> Stored data entries:
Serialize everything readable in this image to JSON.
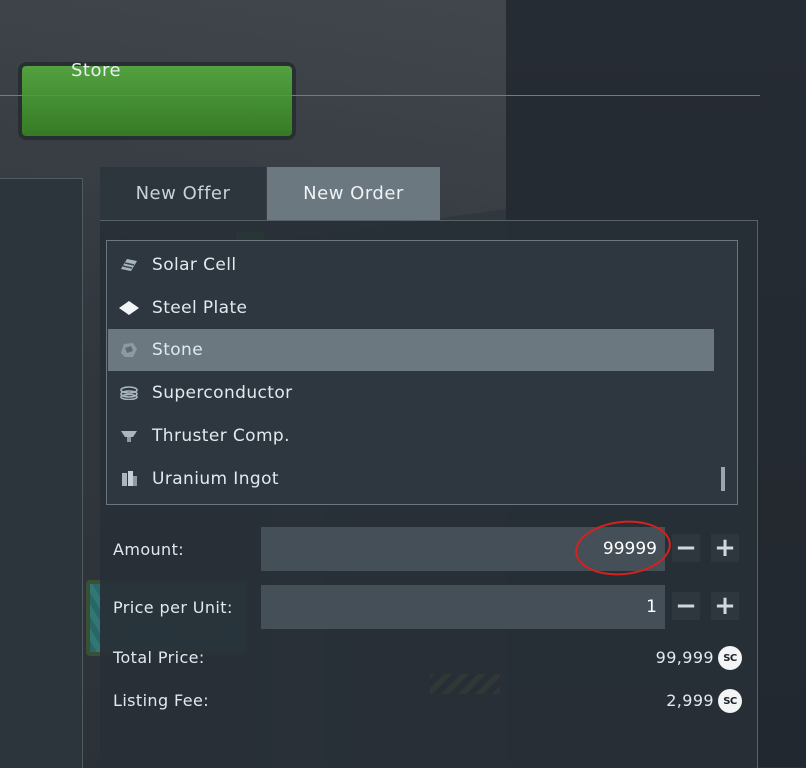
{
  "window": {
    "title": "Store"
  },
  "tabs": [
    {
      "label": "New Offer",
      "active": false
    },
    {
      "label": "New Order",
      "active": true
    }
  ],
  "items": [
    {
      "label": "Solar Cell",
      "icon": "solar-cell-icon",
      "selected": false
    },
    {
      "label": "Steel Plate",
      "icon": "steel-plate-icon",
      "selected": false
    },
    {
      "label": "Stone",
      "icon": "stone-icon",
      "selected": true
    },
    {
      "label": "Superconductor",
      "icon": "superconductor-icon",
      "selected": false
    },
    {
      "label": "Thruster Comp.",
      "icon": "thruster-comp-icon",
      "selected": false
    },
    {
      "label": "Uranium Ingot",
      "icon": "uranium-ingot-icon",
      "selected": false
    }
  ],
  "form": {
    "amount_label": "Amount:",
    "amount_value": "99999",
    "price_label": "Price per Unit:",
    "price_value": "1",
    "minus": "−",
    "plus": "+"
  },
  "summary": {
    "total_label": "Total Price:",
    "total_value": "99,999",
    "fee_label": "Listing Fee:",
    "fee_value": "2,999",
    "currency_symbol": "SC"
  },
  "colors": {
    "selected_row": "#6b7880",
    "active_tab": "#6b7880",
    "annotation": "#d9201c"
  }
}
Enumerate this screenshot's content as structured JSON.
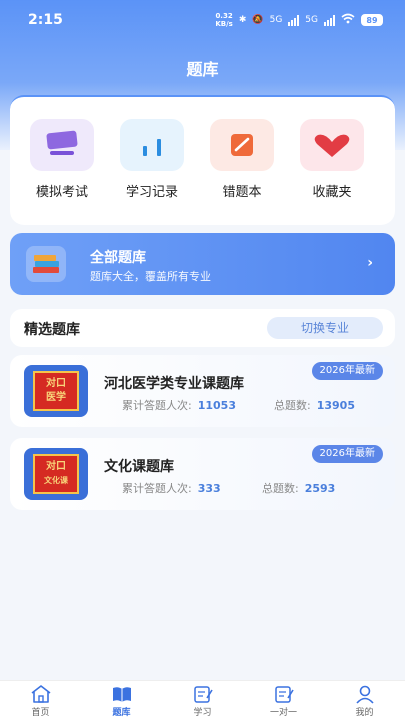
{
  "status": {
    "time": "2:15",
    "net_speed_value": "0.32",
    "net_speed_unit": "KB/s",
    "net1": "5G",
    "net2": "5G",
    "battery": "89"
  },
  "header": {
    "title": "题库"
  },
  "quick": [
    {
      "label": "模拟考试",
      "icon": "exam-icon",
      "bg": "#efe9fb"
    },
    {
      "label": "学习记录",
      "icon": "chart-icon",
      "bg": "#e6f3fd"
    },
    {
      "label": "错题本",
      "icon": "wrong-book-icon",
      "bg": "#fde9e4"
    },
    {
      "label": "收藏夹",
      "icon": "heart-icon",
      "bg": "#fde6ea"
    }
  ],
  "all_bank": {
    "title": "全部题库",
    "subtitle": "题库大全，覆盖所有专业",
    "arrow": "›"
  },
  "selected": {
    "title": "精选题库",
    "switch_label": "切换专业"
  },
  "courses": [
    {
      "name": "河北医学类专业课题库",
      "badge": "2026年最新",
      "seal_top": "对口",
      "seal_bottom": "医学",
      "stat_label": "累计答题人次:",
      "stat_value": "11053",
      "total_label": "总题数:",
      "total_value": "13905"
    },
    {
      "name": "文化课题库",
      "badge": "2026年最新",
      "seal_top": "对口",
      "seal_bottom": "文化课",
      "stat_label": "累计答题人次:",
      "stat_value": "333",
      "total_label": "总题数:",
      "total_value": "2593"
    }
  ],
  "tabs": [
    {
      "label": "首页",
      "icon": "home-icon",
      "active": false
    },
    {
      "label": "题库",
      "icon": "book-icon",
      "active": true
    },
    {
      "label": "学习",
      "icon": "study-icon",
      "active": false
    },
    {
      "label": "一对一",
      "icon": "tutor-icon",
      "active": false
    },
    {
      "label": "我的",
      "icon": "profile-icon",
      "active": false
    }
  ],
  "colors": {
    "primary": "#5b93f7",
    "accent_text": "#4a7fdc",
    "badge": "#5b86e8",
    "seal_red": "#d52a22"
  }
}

> Task requirements: Pictures in the records above should not be copied. Repeat everything else exactly.

> Full output:
Serialize everything readable in this image to JSON.
{
  "window": {
    "title": "Store"
  },
  "tabs": [
    {
      "label": "New Offer",
      "active": false
    },
    {
      "label": "New Order",
      "active": true
    }
  ],
  "items": [
    {
      "label": "Solar Cell",
      "icon": "solar-cell-icon",
      "selected": false
    },
    {
      "label": "Steel Plate",
      "icon": "steel-plate-icon",
      "selected": false
    },
    {
      "label": "Stone",
      "icon": "stone-icon",
      "selected": true
    },
    {
      "label": "Superconductor",
      "icon": "superconductor-icon",
      "selected": false
    },
    {
      "label": "Thruster Comp.",
      "icon": "thruster-comp-icon",
      "selected": false
    },
    {
      "label": "Uranium Ingot",
      "icon": "uranium-ingot-icon",
      "selected": false
    }
  ],
  "form": {
    "amount_label": "Amount:",
    "amount_value": "99999",
    "price_label": "Price per Unit:",
    "price_value": "1",
    "minus": "−",
    "plus": "+"
  },
  "summary": {
    "total_label": "Total Price:",
    "total_value": "99,999",
    "fee_label": "Listing Fee:",
    "fee_value": "2,999",
    "currency_symbol": "SC"
  },
  "colors": {
    "selected_row": "#6b7880",
    "active_tab": "#6b7880",
    "annotation": "#d9201c"
  }
}
Enumerate this screenshot's content as structured JSON.
{
  "status": {
    "time": "2:15",
    "net_speed_value": "0.32",
    "net_speed_unit": "KB/s",
    "net1": "5G",
    "net2": "5G",
    "battery": "89"
  },
  "header": {
    "title": "题库"
  },
  "quick": [
    {
      "label": "模拟考试",
      "icon": "exam-icon",
      "bg": "#efe9fb"
    },
    {
      "label": "学习记录",
      "icon": "chart-icon",
      "bg": "#e6f3fd"
    },
    {
      "label": "错题本",
      "icon": "wrong-book-icon",
      "bg": "#fde9e4"
    },
    {
      "label": "收藏夹",
      "icon": "heart-icon",
      "bg": "#fde6ea"
    }
  ],
  "all_bank": {
    "title": "全部题库",
    "subtitle": "题库大全，覆盖所有专业",
    "arrow": "›"
  },
  "selected": {
    "title": "精选题库",
    "switch_label": "切换专业"
  },
  "courses": [
    {
      "name": "河北医学类专业课题库",
      "badge": "2026年最新",
      "seal_top": "对口",
      "seal_bottom": "医学",
      "stat_label": "累计答题人次:",
      "stat_value": "11053",
      "total_label": "总题数:",
      "total_value": "13905"
    },
    {
      "name": "文化课题库",
      "badge": "2026年最新",
      "seal_top": "对口",
      "seal_bottom": "文化课",
      "stat_label": "累计答题人次:",
      "stat_value": "333",
      "total_label": "总题数:",
      "total_value": "2593"
    }
  ],
  "tabs": [
    {
      "label": "首页",
      "icon": "home-icon",
      "active": false
    },
    {
      "label": "题库",
      "icon": "book-icon",
      "active": true
    },
    {
      "label": "学习",
      "icon": "study-icon",
      "active": false
    },
    {
      "label": "一对一",
      "icon": "tutor-icon",
      "active": false
    },
    {
      "label": "我的",
      "icon": "profile-icon",
      "active": false
    }
  ],
  "colors": {
    "primary": "#5b93f7",
    "accent_text": "#4a7fdc",
    "badge": "#5b86e8",
    "seal_red": "#d52a22"
  }
}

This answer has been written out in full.